## Instructions for the task
Transcribe all of the material below word for word and leave out its pictures.

A block of data:

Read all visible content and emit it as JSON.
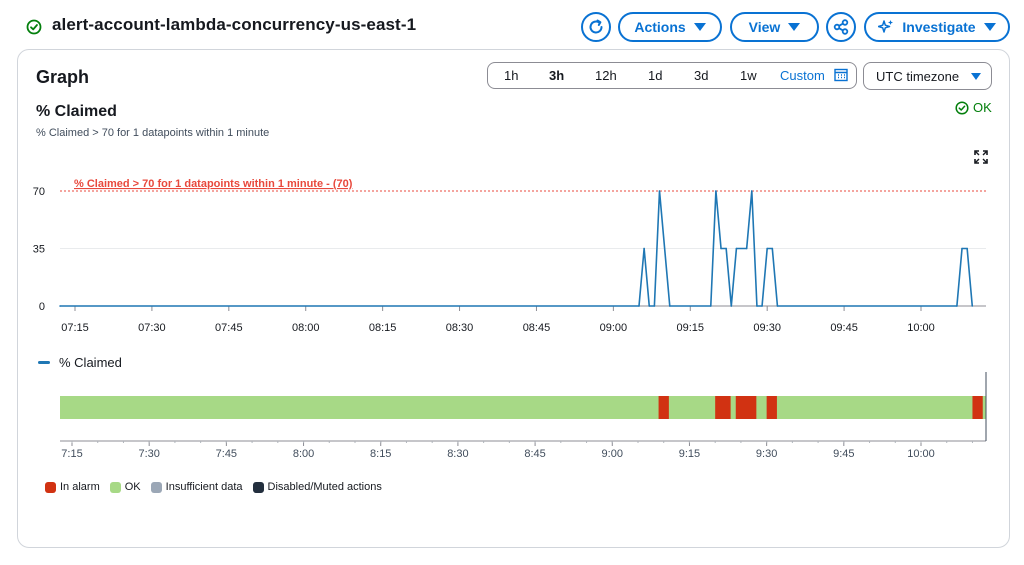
{
  "header": {
    "title": "alert-account-lambda-concurrency-us-east-1",
    "actions_label": "Actions",
    "view_label": "View",
    "investigate_label": "Investigate"
  },
  "graph": {
    "heading": "Graph",
    "ranges": [
      "1h",
      "3h",
      "12h",
      "1d",
      "3d",
      "1w"
    ],
    "active_range": "3h",
    "custom_label": "Custom",
    "timezone": "UTC timezone"
  },
  "metric": {
    "title": "% Claimed",
    "description": "% Claimed > 70 for 1 datapoints within 1 minute",
    "status": "OK",
    "threshold_label": "% Claimed > 70 for 1 datapoints within 1 minute - (70)",
    "legend_label": "% Claimed"
  },
  "chart_data": {
    "type": "line",
    "x_ticks": [
      "07:15",
      "07:30",
      "07:45",
      "08:00",
      "08:15",
      "08:30",
      "08:45",
      "09:00",
      "09:15",
      "09:30",
      "09:45",
      "10:00"
    ],
    "y_ticks": [
      0,
      35,
      70
    ],
    "ylim": [
      0,
      70
    ],
    "threshold": 70,
    "series": [
      {
        "name": "% Claimed",
        "color": "#1f77b4",
        "points": [
          [
            "07:12",
            0
          ],
          [
            "09:05",
            0
          ],
          [
            "09:06",
            35
          ],
          [
            "09:07",
            0
          ],
          [
            "09:08",
            0
          ],
          [
            "09:09",
            70
          ],
          [
            "09:11",
            0
          ],
          [
            "09:19",
            0
          ],
          [
            "09:20",
            70
          ],
          [
            "09:21",
            35
          ],
          [
            "09:22",
            35
          ],
          [
            "09:23",
            0
          ],
          [
            "09:24",
            35
          ],
          [
            "09:26",
            35
          ],
          [
            "09:27",
            70
          ],
          [
            "09:28",
            0
          ],
          [
            "09:29",
            0
          ],
          [
            "09:30",
            35
          ],
          [
            "09:31",
            35
          ],
          [
            "09:32",
            0
          ],
          [
            "10:07",
            0
          ],
          [
            "10:08",
            35
          ],
          [
            "10:09",
            35
          ],
          [
            "10:10",
            0
          ]
        ]
      }
    ]
  },
  "state_timeline": {
    "x_ticks": [
      "7:15",
      "7:30",
      "7:45",
      "8:00",
      "8:15",
      "8:30",
      "8:45",
      "9:00",
      "9:15",
      "9:30",
      "9:45",
      "10:00"
    ],
    "alarm_ranges": [
      [
        "09:09",
        "09:11"
      ],
      [
        "09:20",
        "09:23"
      ],
      [
        "09:24",
        "09:28"
      ],
      [
        "09:30",
        "09:32"
      ],
      [
        "10:10",
        "10:12"
      ]
    ],
    "colors": {
      "alarm": "#d13212",
      "ok": "#a7d986",
      "insufficient": "#9ba7b6",
      "disabled": "#232f3e"
    },
    "legend": [
      "In alarm",
      "OK",
      "Insufficient data",
      "Disabled/Muted actions"
    ]
  }
}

## Result of the exercise
Read all visible content and emit it as JSON.
{
  "header": {
    "title": "alert-account-lambda-concurrency-us-east-1",
    "actions_label": "Actions",
    "view_label": "View",
    "investigate_label": "Investigate"
  },
  "graph": {
    "heading": "Graph",
    "ranges": [
      "1h",
      "3h",
      "12h",
      "1d",
      "3d",
      "1w"
    ],
    "active_range": "3h",
    "custom_label": "Custom",
    "timezone": "UTC timezone"
  },
  "metric": {
    "title": "% Claimed",
    "description": "% Claimed > 70 for 1 datapoints within 1 minute",
    "status": "OK",
    "threshold_label": "% Claimed > 70 for 1 datapoints within 1 minute - (70)",
    "legend_label": "% Claimed"
  },
  "chart_data": {
    "type": "line",
    "x_ticks": [
      "07:15",
      "07:30",
      "07:45",
      "08:00",
      "08:15",
      "08:30",
      "08:45",
      "09:00",
      "09:15",
      "09:30",
      "09:45",
      "10:00"
    ],
    "y_ticks": [
      0,
      35,
      70
    ],
    "ylim": [
      0,
      70
    ],
    "threshold": 70,
    "series": [
      {
        "name": "% Claimed",
        "color": "#1f77b4",
        "points": [
          [
            "07:12",
            0
          ],
          [
            "09:05",
            0
          ],
          [
            "09:06",
            35
          ],
          [
            "09:07",
            0
          ],
          [
            "09:08",
            0
          ],
          [
            "09:09",
            70
          ],
          [
            "09:11",
            0
          ],
          [
            "09:19",
            0
          ],
          [
            "09:20",
            70
          ],
          [
            "09:21",
            35
          ],
          [
            "09:22",
            35
          ],
          [
            "09:23",
            0
          ],
          [
            "09:24",
            35
          ],
          [
            "09:26",
            35
          ],
          [
            "09:27",
            70
          ],
          [
            "09:28",
            0
          ],
          [
            "09:29",
            0
          ],
          [
            "09:30",
            35
          ],
          [
            "09:31",
            35
          ],
          [
            "09:32",
            0
          ],
          [
            "10:07",
            0
          ],
          [
            "10:08",
            35
          ],
          [
            "10:09",
            35
          ],
          [
            "10:10",
            0
          ]
        ]
      }
    ]
  },
  "state_timeline": {
    "x_ticks": [
      "7:15",
      "7:30",
      "7:45",
      "8:00",
      "8:15",
      "8:30",
      "8:45",
      "9:00",
      "9:15",
      "9:30",
      "9:45",
      "10:00"
    ],
    "alarm_ranges": [
      [
        "09:09",
        "09:11"
      ],
      [
        "09:20",
        "09:23"
      ],
      [
        "09:24",
        "09:28"
      ],
      [
        "09:30",
        "09:32"
      ],
      [
        "10:10",
        "10:12"
      ]
    ],
    "colors": {
      "alarm": "#d13212",
      "ok": "#a7d986",
      "insufficient": "#9ba7b6",
      "disabled": "#232f3e"
    },
    "legend": [
      "In alarm",
      "OK",
      "Insufficient data",
      "Disabled/Muted actions"
    ]
  }
}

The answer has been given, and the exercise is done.